=== ENTRIES PROVIDED ===

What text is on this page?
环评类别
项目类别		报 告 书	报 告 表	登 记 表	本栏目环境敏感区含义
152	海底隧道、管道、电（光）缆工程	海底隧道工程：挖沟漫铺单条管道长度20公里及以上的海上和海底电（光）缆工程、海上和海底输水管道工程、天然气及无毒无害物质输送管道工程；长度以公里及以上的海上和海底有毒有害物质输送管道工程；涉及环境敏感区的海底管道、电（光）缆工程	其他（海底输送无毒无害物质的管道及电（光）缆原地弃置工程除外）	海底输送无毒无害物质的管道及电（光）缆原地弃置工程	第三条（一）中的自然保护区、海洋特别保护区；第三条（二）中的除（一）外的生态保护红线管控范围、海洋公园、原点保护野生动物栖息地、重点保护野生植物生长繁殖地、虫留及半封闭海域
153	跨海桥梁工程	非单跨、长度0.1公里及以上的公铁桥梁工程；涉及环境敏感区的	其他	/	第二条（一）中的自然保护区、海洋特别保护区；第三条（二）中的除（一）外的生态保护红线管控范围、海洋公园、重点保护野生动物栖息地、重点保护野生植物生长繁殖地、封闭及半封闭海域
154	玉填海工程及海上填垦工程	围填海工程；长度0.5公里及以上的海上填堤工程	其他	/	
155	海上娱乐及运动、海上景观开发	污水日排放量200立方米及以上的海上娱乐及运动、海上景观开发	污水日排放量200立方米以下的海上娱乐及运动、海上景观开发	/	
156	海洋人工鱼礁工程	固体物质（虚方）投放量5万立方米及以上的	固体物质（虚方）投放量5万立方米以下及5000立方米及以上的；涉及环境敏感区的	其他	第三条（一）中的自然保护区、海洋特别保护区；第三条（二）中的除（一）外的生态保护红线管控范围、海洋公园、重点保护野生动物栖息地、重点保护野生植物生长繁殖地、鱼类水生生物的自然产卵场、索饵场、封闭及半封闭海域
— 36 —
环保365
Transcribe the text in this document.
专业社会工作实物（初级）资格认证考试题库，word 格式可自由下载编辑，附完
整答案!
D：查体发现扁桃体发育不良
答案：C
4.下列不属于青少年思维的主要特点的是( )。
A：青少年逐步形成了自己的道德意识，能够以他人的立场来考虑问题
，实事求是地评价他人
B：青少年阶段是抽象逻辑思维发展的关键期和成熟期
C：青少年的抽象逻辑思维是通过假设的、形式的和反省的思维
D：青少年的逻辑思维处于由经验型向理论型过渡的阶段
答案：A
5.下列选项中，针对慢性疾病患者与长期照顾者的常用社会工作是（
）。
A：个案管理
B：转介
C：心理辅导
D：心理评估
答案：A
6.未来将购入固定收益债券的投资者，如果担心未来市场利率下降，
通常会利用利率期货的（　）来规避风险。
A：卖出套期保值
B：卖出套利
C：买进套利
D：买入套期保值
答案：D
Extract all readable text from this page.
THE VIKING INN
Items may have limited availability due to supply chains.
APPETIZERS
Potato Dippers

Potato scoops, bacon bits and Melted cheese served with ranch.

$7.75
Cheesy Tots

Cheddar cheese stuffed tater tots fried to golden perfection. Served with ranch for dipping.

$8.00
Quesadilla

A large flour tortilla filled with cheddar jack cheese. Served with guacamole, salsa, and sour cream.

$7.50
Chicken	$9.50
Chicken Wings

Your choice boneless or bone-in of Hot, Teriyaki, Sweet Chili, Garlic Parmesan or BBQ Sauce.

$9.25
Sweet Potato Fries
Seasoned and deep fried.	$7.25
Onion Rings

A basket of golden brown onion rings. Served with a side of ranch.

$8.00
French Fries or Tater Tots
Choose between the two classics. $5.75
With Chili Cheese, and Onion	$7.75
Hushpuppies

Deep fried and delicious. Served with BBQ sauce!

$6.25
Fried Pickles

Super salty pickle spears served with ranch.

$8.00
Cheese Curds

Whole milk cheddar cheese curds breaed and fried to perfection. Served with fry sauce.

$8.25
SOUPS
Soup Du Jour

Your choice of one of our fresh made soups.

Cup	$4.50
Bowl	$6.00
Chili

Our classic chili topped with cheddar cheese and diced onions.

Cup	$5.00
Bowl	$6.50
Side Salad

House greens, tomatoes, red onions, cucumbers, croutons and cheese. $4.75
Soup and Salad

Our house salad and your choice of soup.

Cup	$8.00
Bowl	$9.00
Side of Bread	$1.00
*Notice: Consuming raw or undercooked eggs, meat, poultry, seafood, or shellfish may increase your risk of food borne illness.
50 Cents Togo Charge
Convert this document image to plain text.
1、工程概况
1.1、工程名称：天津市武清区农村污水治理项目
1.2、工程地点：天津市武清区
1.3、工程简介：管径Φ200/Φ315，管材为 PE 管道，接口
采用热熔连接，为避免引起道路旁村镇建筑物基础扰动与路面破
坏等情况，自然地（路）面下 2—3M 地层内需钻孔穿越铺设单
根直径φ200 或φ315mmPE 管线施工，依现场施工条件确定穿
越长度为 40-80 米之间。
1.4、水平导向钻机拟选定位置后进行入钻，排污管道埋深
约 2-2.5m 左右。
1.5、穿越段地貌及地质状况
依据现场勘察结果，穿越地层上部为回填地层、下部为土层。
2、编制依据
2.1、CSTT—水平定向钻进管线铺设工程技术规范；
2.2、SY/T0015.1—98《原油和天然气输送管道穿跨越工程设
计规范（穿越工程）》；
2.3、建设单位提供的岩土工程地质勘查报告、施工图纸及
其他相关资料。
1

===

> [WHAT NEEDS TO BE DONE] Check each line of the records above for "Sweet", and copy those that have it.

> [THE ANSWER]
Your choice boneless or bone-in of Hot, Teriyaki, Sweet Chili, Garlic Parmesan or BBQ Sauce.
Sweet Potato Fries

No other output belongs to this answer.